What the task asks: The task calls for an exact copy of the records, without any images.
START Data
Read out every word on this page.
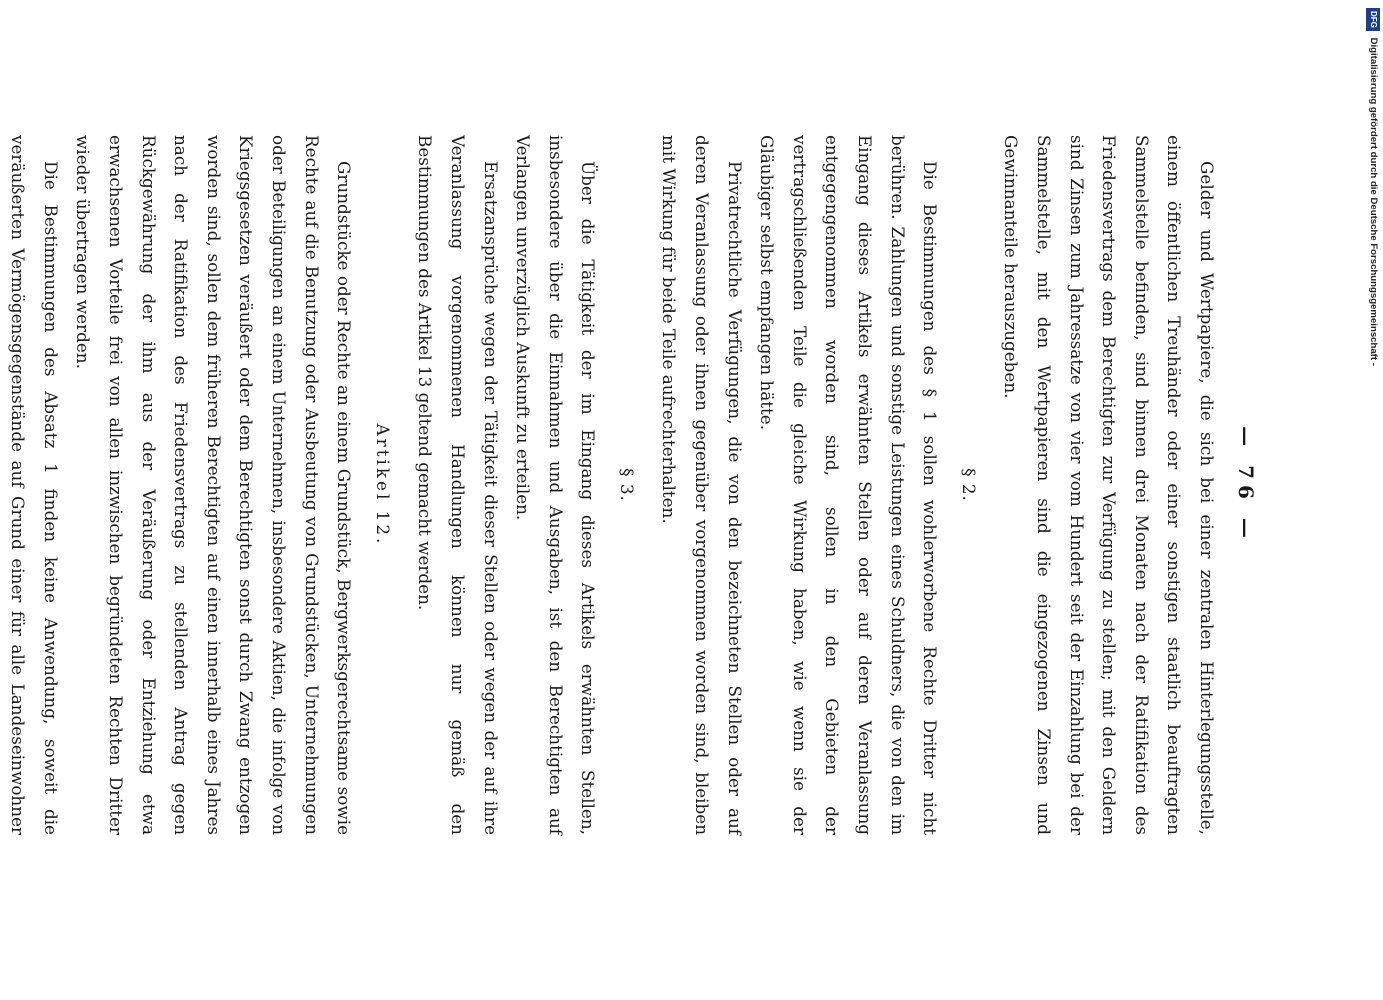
— 76 —

Gelder und Wertpapiere, die sich bei einer zentralen Hinterlegungsstelle, einem öffentlichen Treuhänder oder einer sonstigen staatlich beauftragten Sammelstelle befinden, sind binnen drei Monaten nach der Ratifikation des Friedensvertrags dem Berechtigten zur Verfügung zu stellen; mit den Geldern sind Zinsen zum Jahressatze von vier vom Hundert seit der Einzahlung bei der Sammelstelle, mit den Wertpapieren sind die eingezogenen Zinsen und Gewinnanteile herauszugeben.

§ 2.

Die Bestimmungen des § 1 sollen wohlerworbene Rechte Dritter nicht berühren. Zahlungen und sonstige Leistungen eines Schuldners, die von den im Eingang dieses Artikels erwähnten Stellen oder auf deren Veranlassung entgegengenommen worden sind, sollen in den Gebieten der vertragschließenden Teile die gleiche Wirkung haben, wie wenn sie der Gläubiger selbst empfangen hätte.

Privatrechtliche Verfügungen, die von den bezeichneten Stellen oder auf deren Veranlassung oder ihnen gegenüber vorgenommen worden sind, bleiben mit Wirkung für beide Teile aufrechterhalten.

§ 3.

Über die Tätigkeit der im Eingang dieses Artikels erwähnten Stellen, insbesondere über die Einnahmen und Ausgaben, ist den Berechtigten auf Verlangen unverzüglich Auskunft zu erteilen.

Ersatzansprüche wegen der Tätigkeit dieser Stellen oder wegen der auf ihre Veranlassung vorgenommenen Handlungen können nur gemäß den Bestimmungen des Artikel 13 geltend gemacht werden.

Artikel 12.

Grundstücke oder Rechte an einem Grundstück, Bergwerksgerechtsame sowie Rechte auf die Benutzung oder Ausbeutung von Grundstücken, Unternehmungen oder Beteiligungen an einem Unternehmen, insbesondere Aktien, die infolge von Kriegsgesetzen veräußert oder dem Berechtigten sonst durch Zwang entzogen worden sind, sollen dem früheren Berechtigten auf einen innerhalb eines Jahres nach der Ratifikation des Friedensvertrags zu stellenden Antrag gegen Rückgewährung der ihm aus der Veräußerung oder Entziehung etwa erwachsenen Vorteile frei von allen inzwischen begründeten Rechten Dritter wieder übertragen werden.

Die Bestimmungen des Absatz 1 finden keine Anwendung, soweit die veräußerten Vermögensgegenstände auf Grund einer für alle Landeseinwohner

DFG Digitalisierung gefördert durch die Deutsche Forschungsgemeinschaft -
END Data
Exercise solution:
Read out every word on this page.
— 76 —

Gelder und Wertpapiere, die sich bei einer zentralen Hinterlegungsstelle, einem öffentlichen Treuhänder oder einer sonstigen staatlich beauftragten Sammelstelle befinden, sind binnen drei Monaten nach der Ratifikation des Friedensvertrags dem Berechtigten zur Verfügung zu stellen; mit den Geldern sind Zinsen zum Jahressatze von vier vom Hundert seit der Einzahlung bei der Sammelstelle, mit den Wertpapieren sind die eingezogenen Zinsen und Gewinnanteile herauszugeben.

§ 2.

Die Bestimmungen des § 1 sollen wohlerworbene Rechte Dritter nicht berühren. Zahlungen und sonstige Leistungen eines Schuldners, die von den im Eingang dieses Artikels erwähnten Stellen oder auf deren Veranlassung entgegengenommen worden sind, sollen in den Gebieten der vertragschließenden Teile die gleiche Wirkung haben, wie wenn sie der Gläubiger selbst empfangen hätte.

Privatrechtliche Verfügungen, die von den bezeichneten Stellen oder auf deren Veranlassung oder ihnen gegenüber vorgenommen worden sind, bleiben mit Wirkung für beide Teile aufrechterhalten.

§ 3.

Über die Tätigkeit der im Eingang dieses Artikels erwähnten Stellen, insbesondere über die Einnahmen und Ausgaben, ist den Berechtigten auf Verlangen unverzüglich Auskunft zu erteilen.

Ersatzansprüche wegen der Tätigkeit dieser Stellen oder wegen der auf ihre Veranlassung vorgenommenen Handlungen können nur gemäß den Bestimmungen des Artikel 13 geltend gemacht werden.

Artikel 12.

Grundstücke oder Rechte an einem Grundstück, Bergwerksgerechtsame sowie Rechte auf die Benutzung oder Ausbeutung von Grundstücken, Unternehmungen oder Beteiligungen an einem Unternehmen, insbesondere Aktien, die infolge von Kriegsgesetzen veräußert oder dem Berechtigten sonst durch Zwang entzogen worden sind, sollen dem früheren Berechtigten auf einen innerhalb eines Jahres nach der Ratifikation des Friedensvertrags zu stellenden Antrag gegen Rückgewährung der ihm aus der Veräußerung oder Entziehung etwa erwachsenen Vorteile frei von allen inzwischen begründeten Rechten Dritter wieder übertragen werden.

Die Bestimmungen des Absatz 1 finden keine Anwendung, soweit die veräußerten Vermögensgegenstände auf Grund einer für alle Landeseinwohner

DFG Digitalisierung gefördert durch die Deutsche Forschungsgemeinschaft -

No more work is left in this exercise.